WORK INSTRUCTIONS >> Each line that holds the word "coordinate" counts once; give the total number of such lines and nothing else.

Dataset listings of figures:
————————

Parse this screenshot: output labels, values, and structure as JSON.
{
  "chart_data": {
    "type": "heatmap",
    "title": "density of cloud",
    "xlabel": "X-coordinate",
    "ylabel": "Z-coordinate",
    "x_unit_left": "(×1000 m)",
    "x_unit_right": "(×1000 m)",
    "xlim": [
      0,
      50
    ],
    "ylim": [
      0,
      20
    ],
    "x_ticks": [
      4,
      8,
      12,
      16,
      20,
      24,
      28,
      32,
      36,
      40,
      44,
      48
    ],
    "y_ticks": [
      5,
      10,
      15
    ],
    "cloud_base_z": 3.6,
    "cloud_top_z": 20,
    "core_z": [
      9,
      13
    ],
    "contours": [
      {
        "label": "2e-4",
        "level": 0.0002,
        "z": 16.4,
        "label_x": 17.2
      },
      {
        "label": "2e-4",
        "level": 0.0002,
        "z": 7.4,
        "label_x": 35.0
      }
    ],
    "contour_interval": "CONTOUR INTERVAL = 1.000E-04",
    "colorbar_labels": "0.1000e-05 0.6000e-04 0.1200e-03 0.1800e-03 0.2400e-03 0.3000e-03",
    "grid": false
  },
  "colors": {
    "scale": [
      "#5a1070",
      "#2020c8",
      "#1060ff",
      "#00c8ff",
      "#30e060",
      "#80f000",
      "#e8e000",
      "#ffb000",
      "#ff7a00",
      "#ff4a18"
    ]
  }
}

————————

RESPONSE FOR THIS EXERCISE >> 2